Exercise details — Tally the lines with the word "structured" and report the number alone.

Listed entries —
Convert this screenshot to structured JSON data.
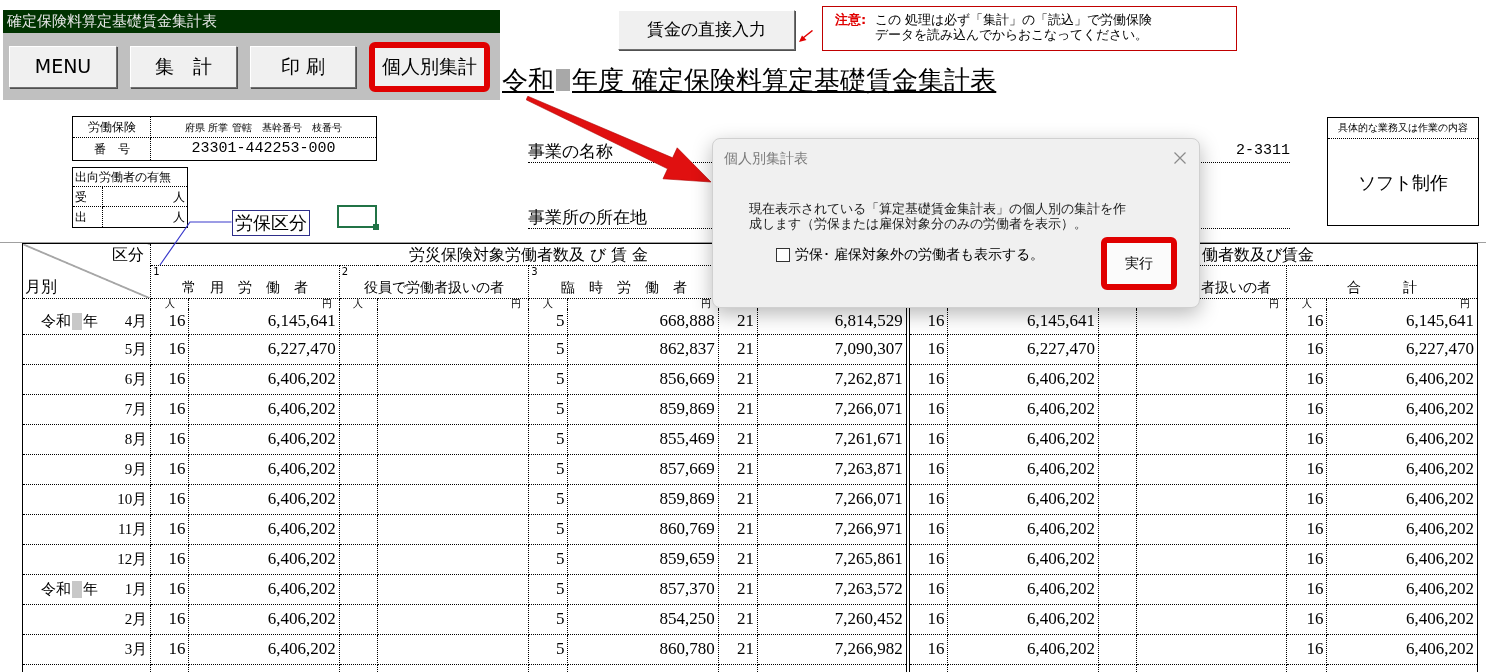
{
  "toolbar": {
    "title": "確定保険料算定基礎賃金集計表",
    "buttons": [
      {
        "label": "MENU",
        "highlighted": false
      },
      {
        "label": "集　計",
        "highlighted": false
      },
      {
        "label": "印 刷",
        "highlighted": false
      },
      {
        "label": "個人別集計",
        "highlighted": true
      }
    ]
  },
  "direct_input_button": {
    "label": "賃金の直接入力"
  },
  "notice": {
    "heading": "注意:",
    "lines": [
      "この 処理は必ず「集計」の「読込」で労働保険",
      "データを読み込んでからおこなってください。"
    ]
  },
  "title": {
    "era": "令和",
    "text": "年度 確定保険料算定基礎賃金集計表"
  },
  "insurance_number": {
    "label": "労働保険",
    "label_2": "番　号",
    "field_header": "府県 所掌 管轄　基幹番号　枝番号",
    "value": "23301-442253-000"
  },
  "secondment": {
    "heading": "出向労働者の有無",
    "rows": [
      {
        "label": "受",
        "unit": "人"
      },
      {
        "label": "出",
        "unit": "人"
      }
    ]
  },
  "category_label": "労保区分",
  "business_fields": [
    {
      "label": "事業の名称",
      "value": "2-3311"
    },
    {
      "label": "事業所の所在地"
    }
  ],
  "work_content": {
    "heading": "具体的な業務又は作業の内容",
    "value": "ソフト制作"
  },
  "table": {
    "corner": {
      "top": "区分",
      "bottom": "月別"
    },
    "groups": [
      {
        "title": "労災保険対象労働者数及 び 賃 金",
        "columns": [
          {
            "number": "1",
            "label": "常　用　労　働　者",
            "person_unit": "人",
            "wage_unit": "円"
          },
          {
            "number": "2",
            "label": "役員で労働者扱いの者",
            "person_unit": "人",
            "wage_unit": "円"
          },
          {
            "number": "3",
            "label": "臨　時　労　働　者",
            "person_unit": "人",
            "wage_unit": "円"
          },
          null
        ]
      },
      {
        "title": "働者数及び賃金",
        "columns": [
          null,
          {
            "label": "者扱いの者",
            "wage_unit": "円"
          },
          {
            "label": "合　　　計",
            "person_unit": "人",
            "wage_unit": "円"
          }
        ]
      }
    ],
    "rows": [
      {
        "era": "令和",
        "year": "年",
        "month": "4月",
        "cells": [
          [
            "16",
            "6,145,641"
          ],
          null,
          [
            "5",
            "668,888"
          ],
          [
            "21",
            "6,814,529"
          ],
          [
            "16",
            "6,145,641"
          ],
          null,
          [
            "16",
            "6,145,641"
          ]
        ]
      },
      {
        "month": "5月",
        "cells": [
          [
            "16",
            "6,227,470"
          ],
          null,
          [
            "5",
            "862,837"
          ],
          [
            "21",
            "7,090,307"
          ],
          [
            "16",
            "6,227,470"
          ],
          null,
          [
            "16",
            "6,227,470"
          ]
        ]
      },
      {
        "month": "6月",
        "cells": [
          [
            "16",
            "6,406,202"
          ],
          null,
          [
            "5",
            "856,669"
          ],
          [
            "21",
            "7,262,871"
          ],
          [
            "16",
            "6,406,202"
          ],
          null,
          [
            "16",
            "6,406,202"
          ]
        ]
      },
      {
        "month": "7月",
        "cells": [
          [
            "16",
            "6,406,202"
          ],
          null,
          [
            "5",
            "859,869"
          ],
          [
            "21",
            "7,266,071"
          ],
          [
            "16",
            "6,406,202"
          ],
          null,
          [
            "16",
            "6,406,202"
          ]
        ]
      },
      {
        "month": "8月",
        "cells": [
          [
            "16",
            "6,406,202"
          ],
          null,
          [
            "5",
            "855,469"
          ],
          [
            "21",
            "7,261,671"
          ],
          [
            "16",
            "6,406,202"
          ],
          null,
          [
            "16",
            "6,406,202"
          ]
        ]
      },
      {
        "month": "9月",
        "cells": [
          [
            "16",
            "6,406,202"
          ],
          null,
          [
            "5",
            "857,669"
          ],
          [
            "21",
            "7,263,871"
          ],
          [
            "16",
            "6,406,202"
          ],
          null,
          [
            "16",
            "6,406,202"
          ]
        ]
      },
      {
        "month": "10月",
        "cells": [
          [
            "16",
            "6,406,202"
          ],
          null,
          [
            "5",
            "859,869"
          ],
          [
            "21",
            "7,266,071"
          ],
          [
            "16",
            "6,406,202"
          ],
          null,
          [
            "16",
            "6,406,202"
          ]
        ]
      },
      {
        "month": "11月",
        "cells": [
          [
            "16",
            "6,406,202"
          ],
          null,
          [
            "5",
            "860,769"
          ],
          [
            "21",
            "7,266,971"
          ],
          [
            "16",
            "6,406,202"
          ],
          null,
          [
            "16",
            "6,406,202"
          ]
        ]
      },
      {
        "month": "12月",
        "cells": [
          [
            "16",
            "6,406,202"
          ],
          null,
          [
            "5",
            "859,659"
          ],
          [
            "21",
            "7,265,861"
          ],
          [
            "16",
            "6,406,202"
          ],
          null,
          [
            "16",
            "6,406,202"
          ]
        ]
      },
      {
        "era": "令和",
        "year": "年",
        "month": "1月",
        "cells": [
          [
            "16",
            "6,406,202"
          ],
          null,
          [
            "5",
            "857,370"
          ],
          [
            "21",
            "7,263,572"
          ],
          [
            "16",
            "6,406,202"
          ],
          null,
          [
            "16",
            "6,406,202"
          ]
        ]
      },
      {
        "month": "2月",
        "cells": [
          [
            "16",
            "6,406,202"
          ],
          null,
          [
            "5",
            "854,250"
          ],
          [
            "21",
            "7,260,452"
          ],
          [
            "16",
            "6,406,202"
          ],
          null,
          [
            "16",
            "6,406,202"
          ]
        ]
      },
      {
        "month": "3月",
        "cells": [
          [
            "16",
            "6,406,202"
          ],
          null,
          [
            "5",
            "860,780"
          ],
          [
            "21",
            "7,266,982"
          ],
          [
            "16",
            "6,406,202"
          ],
          null,
          [
            "16",
            "6,406,202"
          ]
        ]
      }
    ]
  },
  "dialog": {
    "title": "個人別集計表",
    "message_lines": [
      "現在表示されている「算定基礎賃金集計表」の個人別の集計を作",
      "成します（労保または雇保対象分のみの労働者を表示）。"
    ],
    "checkbox": {
      "label": "労保･ 雇保対象外の労働者も表示する。",
      "checked": false
    },
    "button": {
      "label": "実行",
      "highlighted": true
    }
  }
}
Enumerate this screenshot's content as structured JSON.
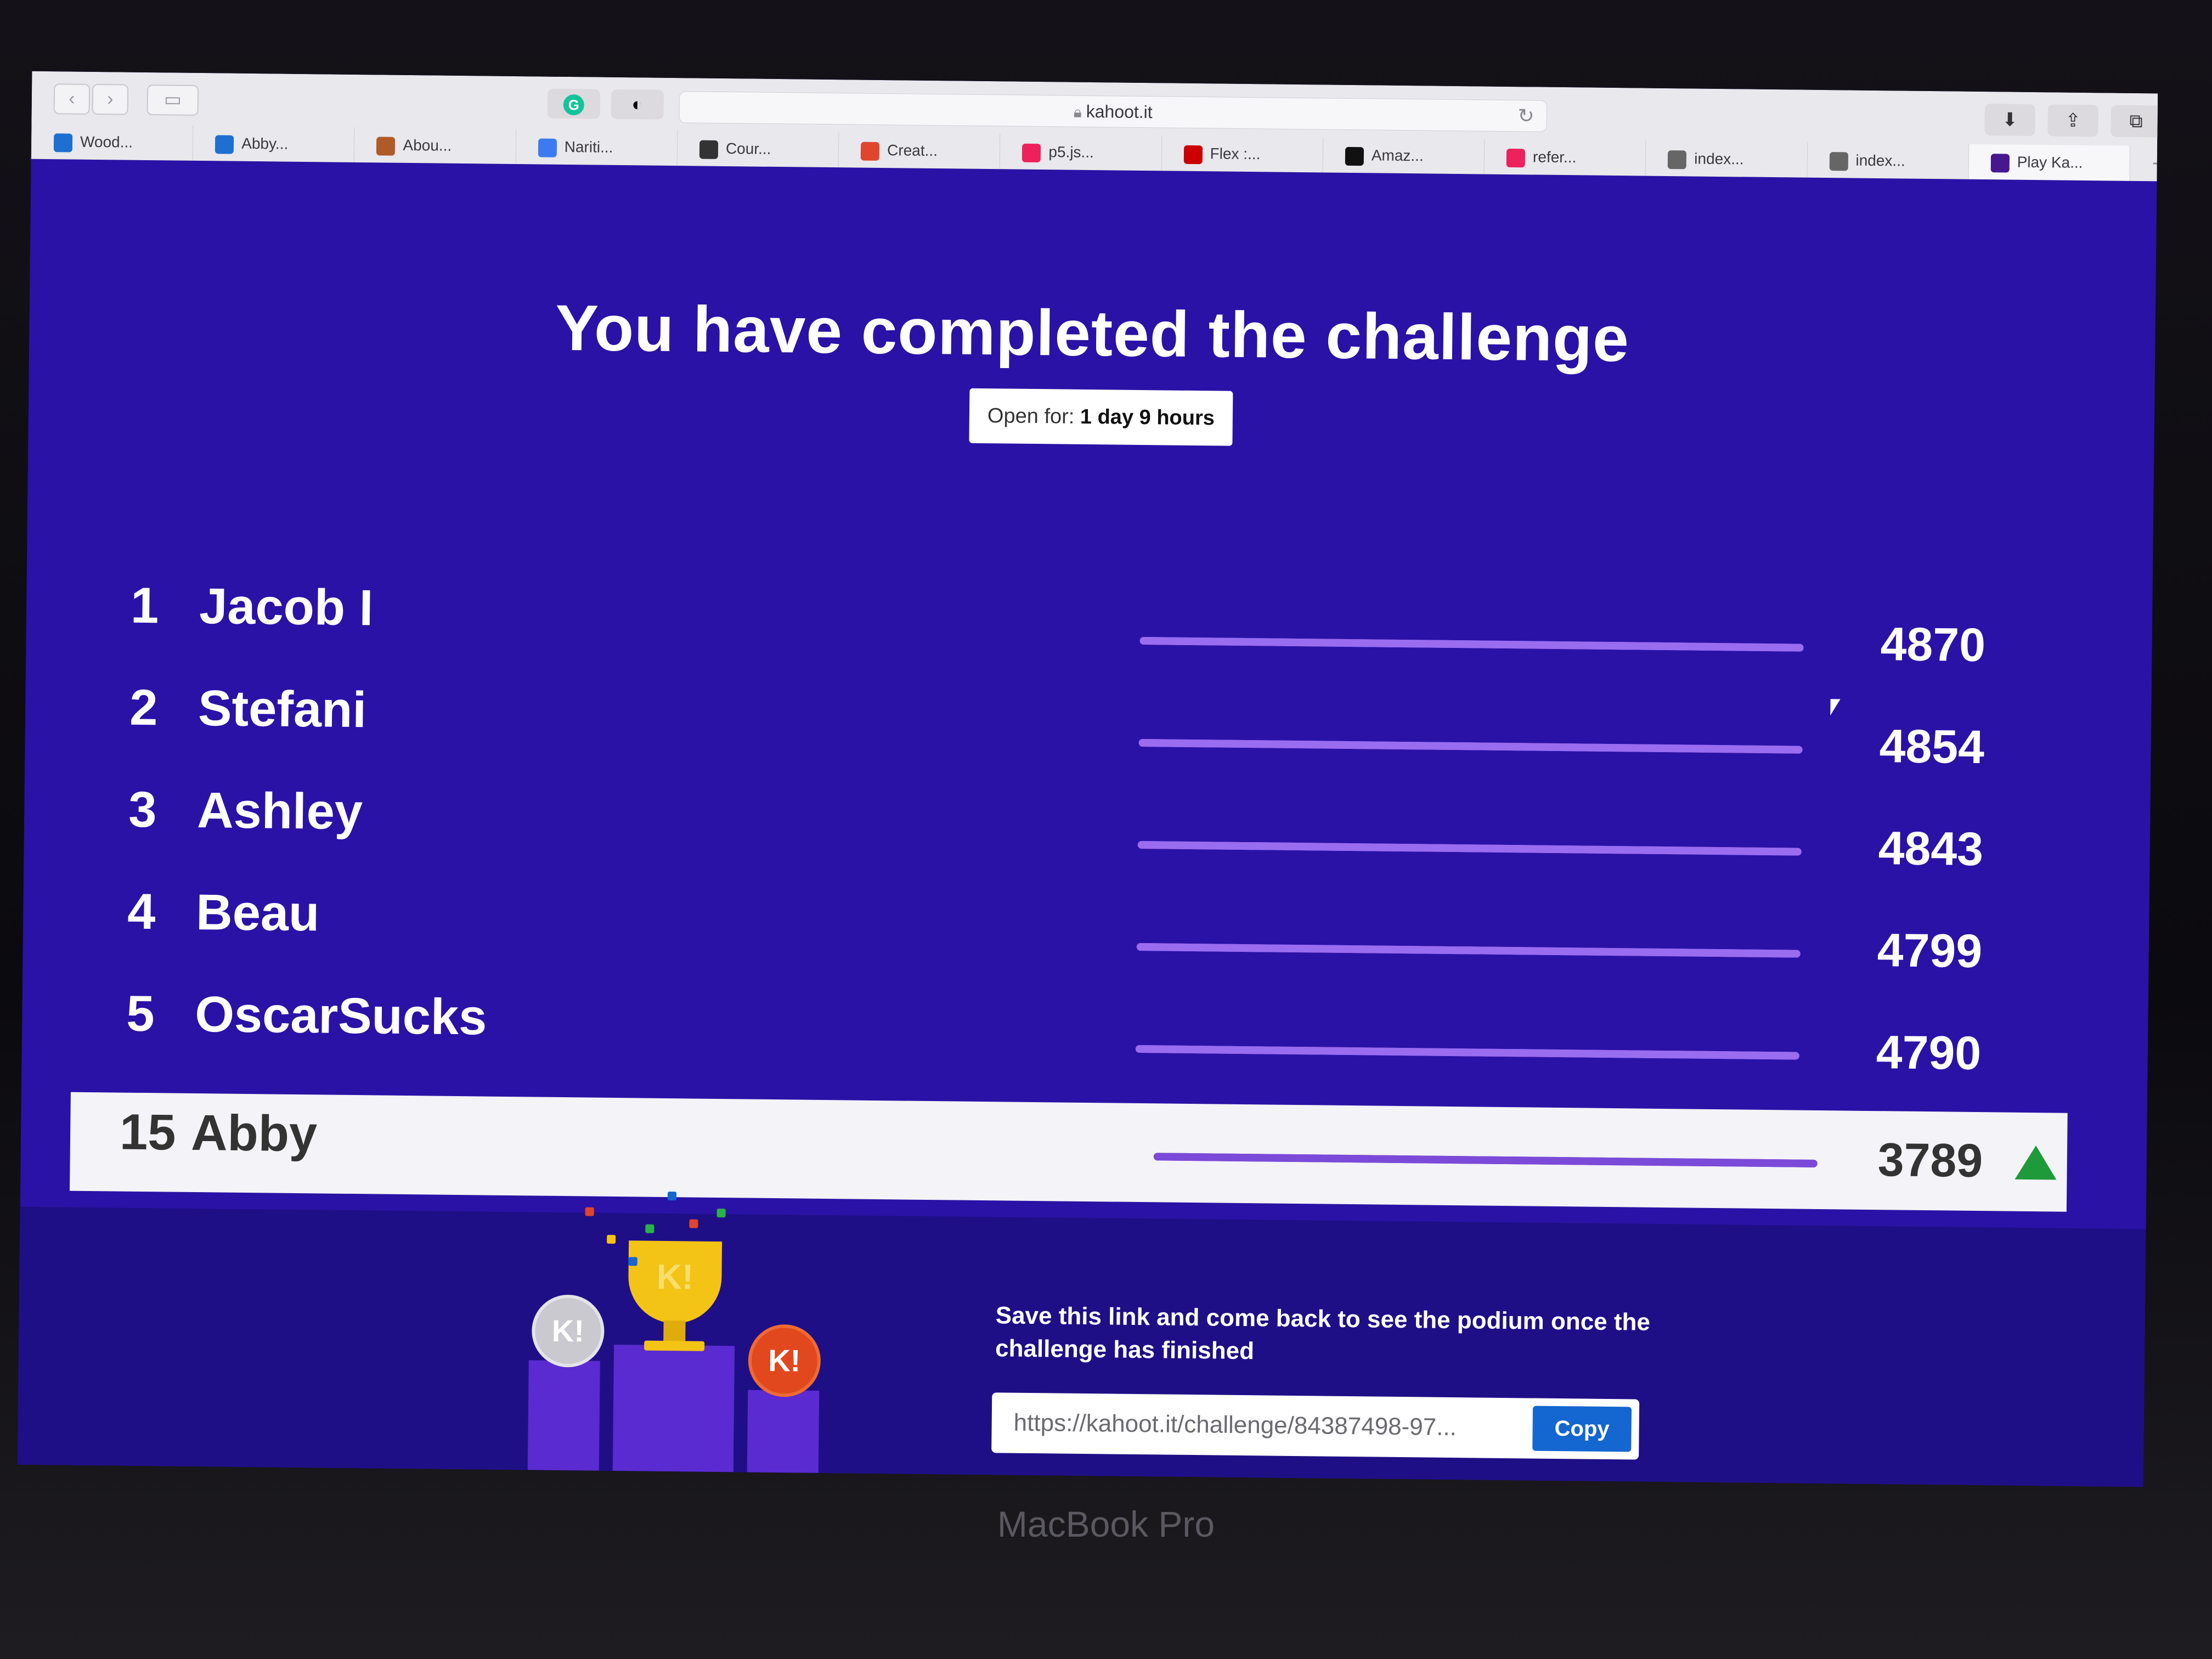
{
  "browser": {
    "address": "kahoot.it",
    "tabs": [
      {
        "label": "Wood...",
        "icon": "outlook-icon",
        "color": "#1f6fd1"
      },
      {
        "label": "Abby...",
        "icon": "outlook-icon",
        "color": "#1f6fd1"
      },
      {
        "label": "Abou...",
        "icon": "app-icon",
        "color": "#b05a2a"
      },
      {
        "label": "Nariti...",
        "icon": "docs-icon",
        "color": "#3b7af0"
      },
      {
        "label": "Cour...",
        "icon": "power-icon",
        "color": "#333333"
      },
      {
        "label": "Creat...",
        "icon": "drive-icon",
        "color": "#e0452e"
      },
      {
        "label": "p5.js...",
        "icon": "asterisk-icon",
        "color": "#ed225d"
      },
      {
        "label": "Flex :...",
        "icon": "target-icon",
        "color": "#cc0000"
      },
      {
        "label": "Amaz...",
        "icon": "amazon-icon",
        "color": "#111111"
      },
      {
        "label": "refer...",
        "icon": "asterisk-icon",
        "color": "#ed225d"
      },
      {
        "label": "index...",
        "icon": "compass-icon",
        "color": "#666666"
      },
      {
        "label": "index...",
        "icon": "compass-icon",
        "color": "#666666"
      },
      {
        "label": "Play Ka...",
        "icon": "kahoot-icon",
        "color": "#46178f"
      }
    ]
  },
  "page": {
    "title": "You have completed the challenge",
    "open_label": "Open for: ",
    "open_value": "1 day 9 hours"
  },
  "leaderboard": [
    {
      "rank": "1",
      "name": "Jacob I",
      "score": "4870",
      "fill": 1.0
    },
    {
      "rank": "2",
      "name": "Stefani",
      "score": "4854",
      "fill": 1.0
    },
    {
      "rank": "3",
      "name": "Ashley",
      "score": "4843",
      "fill": 1.0
    },
    {
      "rank": "4",
      "name": "Beau",
      "score": "4799",
      "fill": 1.0
    },
    {
      "rank": "5",
      "name": "OscarSucks",
      "score": "4790",
      "fill": 1.0
    }
  ],
  "me": {
    "rank": "15",
    "name": "Abby",
    "score": "3789",
    "fill": 1.0,
    "trend": "up-arrow-icon"
  },
  "footer": {
    "save_text": "Save this link and come back to see the podium once the challenge has finished",
    "link": "https://kahoot.it/challenge/84387498-97...",
    "copy_label": "Copy"
  },
  "device": {
    "label": "MacBook Pro"
  },
  "colors": {
    "page_bg": "#2a12a6",
    "bar": "#9a6cf0",
    "copy": "#1466d0",
    "trend": "#1f9a3a"
  }
}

Problem solution — 2